Leave out the pictures and copy everything else below exactly.

— START ENTRIES PROVIDED —

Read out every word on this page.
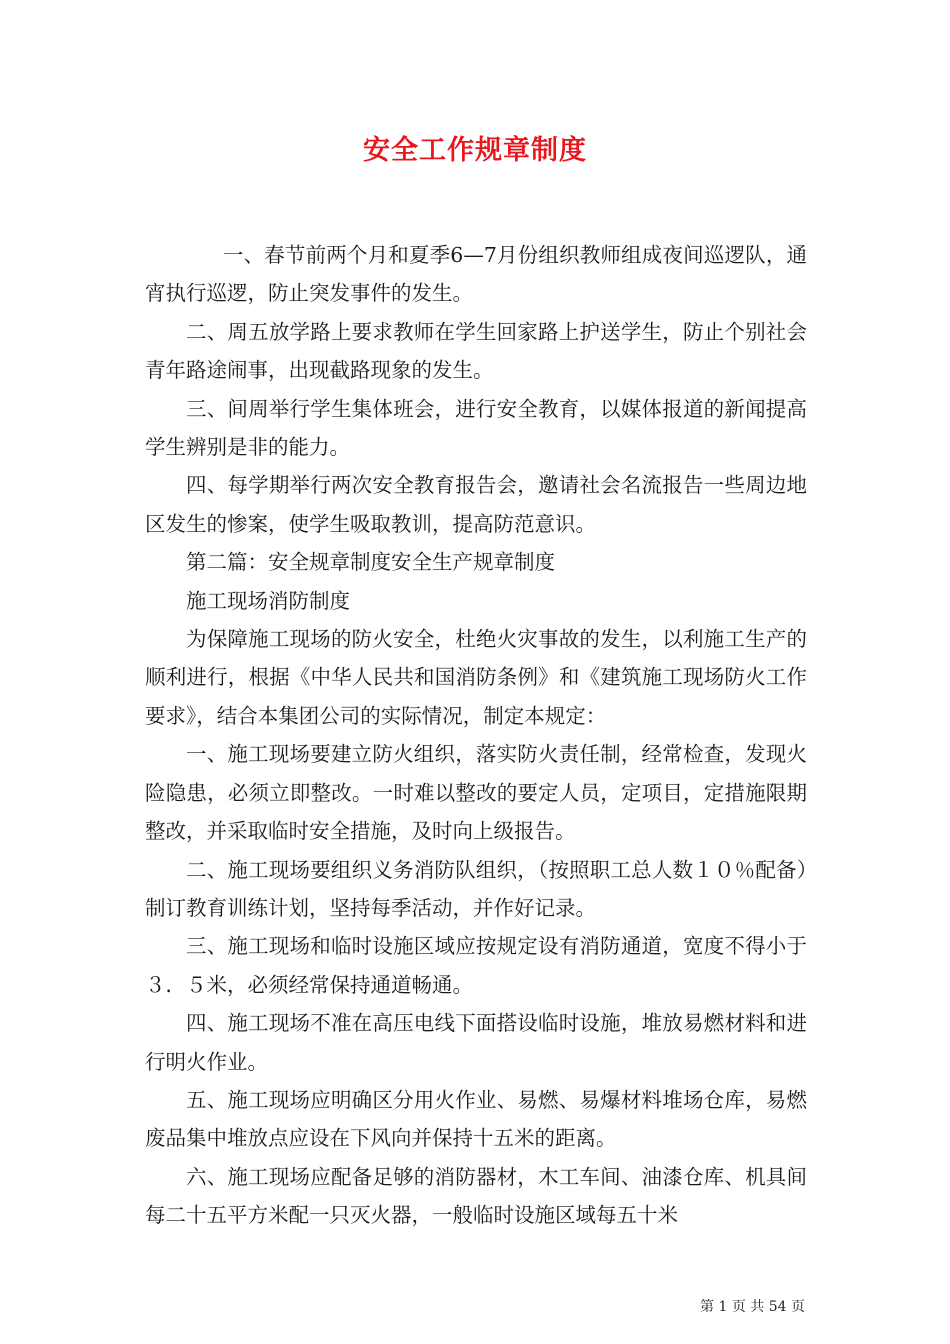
安全工作规章制度

一、春节前两个月和夏季6—7月份组织教师组成夜间巡逻队，通宵执行巡逻，防止突发事件的发生。

二、周五放学路上要求教师在学生回家路上护送学生，防止个别社会青年路途闹事，出现截路现象的发生。

三、间周举行学生集体班会，进行安全教育，以媒体报道的新闻提高学生辨别是非的能力。

四、每学期举行两次安全教育报告会，邀请社会名流报告一些周边地区发生的惨案，使学生吸取教训，提高防范意识。

第二篇：安全规章制度安全生产规章制度

施工现场消防制度

为保障施工现场的防火安全，杜绝火灾事故的发生，以利施工生产的顺利进行，根据《中华人民共和国消防条例》和《建筑施工现场防火工作要求》，结合本集团公司的实际情况，制定本规定：

一、施工现场要建立防火组织，落实防火责任制，经常检查，发现火险隐患，必须立即整改。一时难以整改的要定人员，定项目，定措施限期整改，并采取临时安全措施，及时向上级报告。

二、施工现场要组织义务消防队组织，（按照职工总人数１０％配备）制订教育训练计划，坚持每季活动，并作好记录。

三、施工现场和临时设施区域应按规定设有消防通道，宽度不得小于３．５米，必须经常保持通道畅通。

四、施工现场不准在高压电线下面搭设临时设施，堆放易燃材料和进行明火作业。

五、施工现场应明确区分用火作业、易燃、易爆材料堆场仓库，易燃废品集中堆放点应设在下风向并保持十五米的距离。

六、施工现场应配备足够的消防器材，木工车间、油漆仓库、机具间每二十五平方米配一只灭火器，一般临时设施区域每五十米

第 1 页 共 54 页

— END ENTRIES PROVIDED —

(REPLY)
Read out every word on this page.
安全工作规章制度

一、春节前两个月和夏季6—7月份组织教师组成夜间巡逻队，通宵执行巡逻，防止突发事件的发生。

二、周五放学路上要求教师在学生回家路上护送学生，防止个别社会青年路途闹事，出现截路现象的发生。

三、间周举行学生集体班会，进行安全教育，以媒体报道的新闻提高学生辨别是非的能力。

四、每学期举行两次安全教育报告会，邀请社会名流报告一些周边地区发生的惨案，使学生吸取教训，提高防范意识。

第二篇：安全规章制度安全生产规章制度

施工现场消防制度

为保障施工现场的防火安全，杜绝火灾事故的发生，以利施工生产的顺利进行，根据《中华人民共和国消防条例》和《建筑施工现场防火工作要求》，结合本集团公司的实际情况，制定本规定：

一、施工现场要建立防火组织，落实防火责任制，经常检查，发现火险隐患，必须立即整改。一时难以整改的要定人员，定项目，定措施限期整改，并采取临时安全措施，及时向上级报告。

二、施工现场要组织义务消防队组织，（按照职工总人数１０％配备）制订教育训练计划，坚持每季活动，并作好记录。

三、施工现场和临时设施区域应按规定设有消防通道，宽度不得小于３．５米，必须经常保持通道畅通。

四、施工现场不准在高压电线下面搭设临时设施，堆放易燃材料和进行明火作业。

五、施工现场应明确区分用火作业、易燃、易爆材料堆场仓库，易燃废品集中堆放点应设在下风向并保持十五米的距离。

六、施工现场应配备足够的消防器材，木工车间、油漆仓库、机具间每二十五平方米配一只灭火器，一般临时设施区域每五十米

第 1 页 共 54 页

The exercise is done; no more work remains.